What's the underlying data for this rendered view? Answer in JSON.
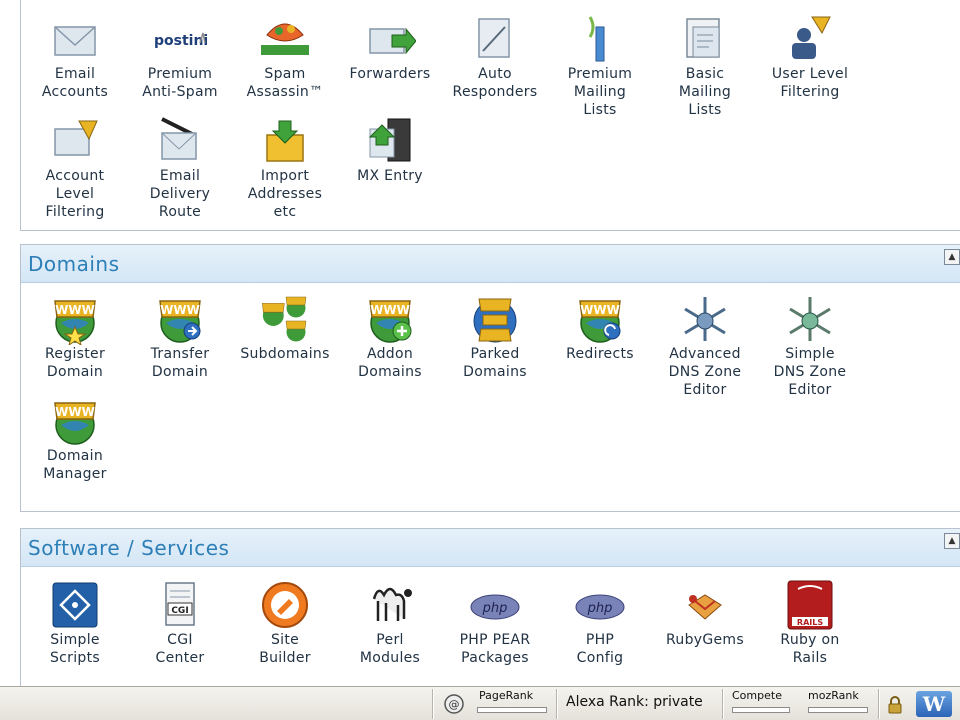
{
  "email": {
    "items": [
      {
        "label": "Email\nAccounts",
        "icon": "envelope-icon"
      },
      {
        "label": "Premium\nAnti-Spam",
        "icon": "postini-logo",
        "logo_text": "postini"
      },
      {
        "label": "Spam\nAssassin™",
        "icon": "spamassassin-logo",
        "logo_text": "SpamAssassin"
      },
      {
        "label": "Forwarders",
        "icon": "forward-envelope-icon"
      },
      {
        "label": "Auto\nResponders",
        "icon": "autoresponder-icon"
      },
      {
        "label": "Premium\nMailing\nLists",
        "icon": "mailing-list-icon"
      },
      {
        "label": "Basic\nMailing\nLists",
        "icon": "basic-list-icon"
      },
      {
        "label": "User Level\nFiltering",
        "icon": "user-filter-icon"
      },
      {
        "label": "Account\nLevel\nFiltering",
        "icon": "account-filter-icon"
      },
      {
        "label": "Email\nDelivery\nRoute",
        "icon": "delivery-route-icon"
      },
      {
        "label": "Import\nAddresses\netc",
        "icon": "import-box-icon"
      },
      {
        "label": "MX Entry",
        "icon": "mx-entry-icon"
      }
    ]
  },
  "domains": {
    "title": "Domains",
    "items": [
      {
        "label": "Register\nDomain",
        "icon": "www-star-icon"
      },
      {
        "label": "Transfer\nDomain",
        "icon": "www-transfer-icon"
      },
      {
        "label": "Subdomains",
        "icon": "www-multi-icon"
      },
      {
        "label": "Addon\nDomains",
        "icon": "www-add-icon"
      },
      {
        "label": "Parked\nDomains",
        "icon": "www-parked-icon"
      },
      {
        "label": "Redirects",
        "icon": "www-redirect-icon"
      },
      {
        "label": "Advanced\nDNS Zone\nEditor",
        "icon": "dns-network-icon"
      },
      {
        "label": "Simple\nDNS Zone\nEditor",
        "icon": "dns-simple-icon"
      },
      {
        "label": "Domain\nManager",
        "icon": "www-manager-icon"
      }
    ]
  },
  "software": {
    "title": "Software / Services",
    "items": [
      {
        "label": "Simple\nScripts",
        "icon": "simple-scripts-icon"
      },
      {
        "label": "CGI\nCenter",
        "icon": "cgi-document-icon"
      },
      {
        "label": "Site\nBuilder",
        "icon": "site-builder-icon"
      },
      {
        "label": "Perl\nModules",
        "icon": "camel-icon"
      },
      {
        "label": "PHP PEAR\nPackages",
        "icon": "php-pear-icon",
        "logo_text": "php"
      },
      {
        "label": "PHP\nConfig",
        "icon": "php-config-icon",
        "logo_text": "php"
      },
      {
        "label": "RubyGems",
        "icon": "ruby-gems-icon"
      },
      {
        "label": "Ruby on\nRails",
        "icon": "rails-icon",
        "logo_text": "RAILS"
      }
    ]
  },
  "collapse_glyph": "▲",
  "statusbar": {
    "pagerank": "PageRank",
    "alexa": "Alexa Rank: private",
    "compete": "Compete",
    "mozrank": "mozRank",
    "w_logo": "W"
  },
  "colors": {
    "header_title": "#2d7fb8",
    "header_bg": "#d9e9f6",
    "www_gold": "#e8b424",
    "globe_green": "#3f9a3a"
  }
}
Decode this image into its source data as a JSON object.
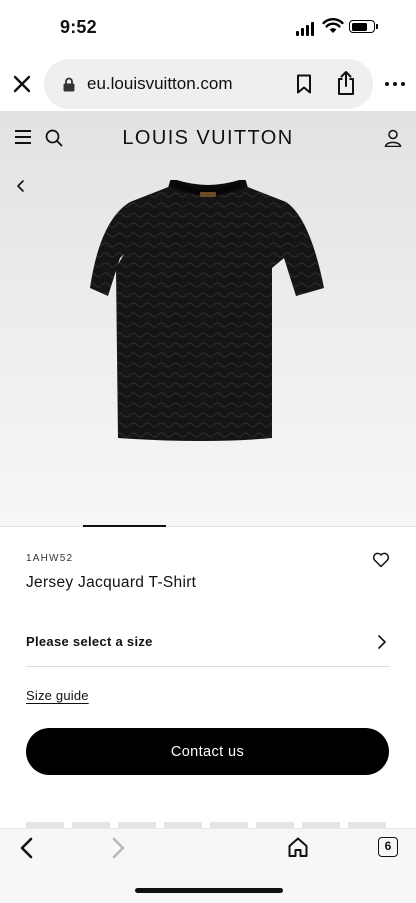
{
  "status_bar": {
    "time": "9:52"
  },
  "browser": {
    "url": "eu.louisvuitton.com",
    "tab_count": "6"
  },
  "site": {
    "brand": "LOUIS VUITTON"
  },
  "product": {
    "sku": "1AHW52",
    "name": "Jersey Jacquard T-Shirt",
    "size_prompt": "Please select a size",
    "size_guide_label": "Size guide",
    "contact_label": "Contact us",
    "image_carousel": {
      "current_index": 2,
      "total": 5
    }
  },
  "icons": {
    "close": "close-icon",
    "lock": "lock-icon",
    "bookmark": "bookmark-icon",
    "share": "share-icon",
    "more": "more-icon",
    "menu": "hamburger-icon",
    "search": "search-icon",
    "account": "user-icon",
    "favorite": "heart-icon"
  },
  "colors": {
    "primary_button": "#000000",
    "primary_button_text": "#ffffff",
    "product_background": "#ececec"
  }
}
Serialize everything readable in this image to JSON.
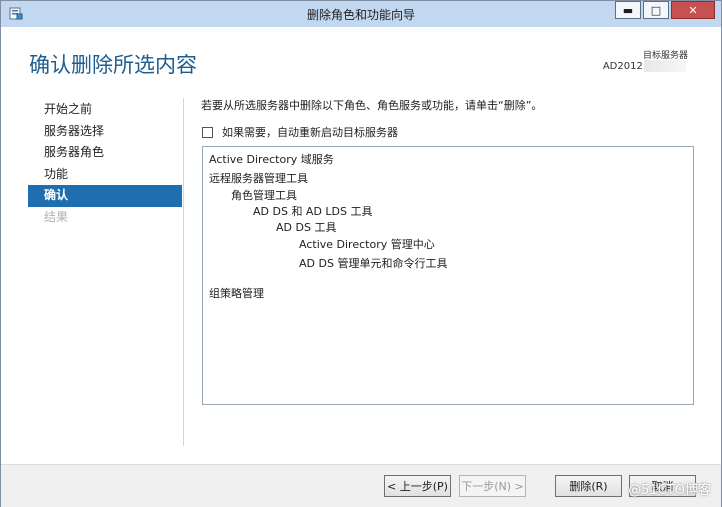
{
  "window": {
    "title": "删除角色和功能向导",
    "controls": {
      "minimize": "▬",
      "maximize": "□",
      "close": "✕"
    }
  },
  "header": {
    "page_title": "确认删除所选内容",
    "target_label": "目标服务器",
    "target_server": "AD2012."
  },
  "nav": {
    "items": [
      {
        "label": "开始之前",
        "state": "normal"
      },
      {
        "label": "服务器选择",
        "state": "normal"
      },
      {
        "label": "服务器角色",
        "state": "normal"
      },
      {
        "label": "功能",
        "state": "normal"
      },
      {
        "label": "确认",
        "state": "active"
      },
      {
        "label": "结果",
        "state": "disabled"
      }
    ]
  },
  "content": {
    "instruction": "若要从所选服务器中删除以下角色、角色服务或功能，请单击“删除”。",
    "restart_checkbox": {
      "label": "如果需要，自动重新启动目标服务器",
      "checked": false
    },
    "list": [
      {
        "text": "Active Directory 域服务",
        "level": 0
      },
      {
        "text": "远程服务器管理工具",
        "level": 0
      },
      {
        "text": "角色管理工具",
        "level": 1
      },
      {
        "text": "AD DS 和 AD LDS 工具",
        "level": 2
      },
      {
        "text": "AD DS 工具",
        "level": 3
      },
      {
        "text": "Active Directory 管理中心",
        "level": 4
      },
      {
        "text": "AD DS 管理单元和命令行工具",
        "level": 4
      },
      {
        "text": "组策略管理",
        "level": 0
      }
    ]
  },
  "footer": {
    "previous": "< 上一步(P)",
    "next": "下一步(N) >",
    "remove": "删除(R)",
    "cancel": "取消"
  },
  "watermark": "@51CTO博客",
  "colors": {
    "accent": "#1f6fb0",
    "title_text": "#1e5d8f",
    "titlebar": "#c2d8f0",
    "close": "#c75050"
  }
}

+--

_Task objective_
Filter out all lines lacking the word "nDomains" and copy the rest.

_Exercise response_
        "label": "Addon\nDomains",
        "label": "Parked\nDomains",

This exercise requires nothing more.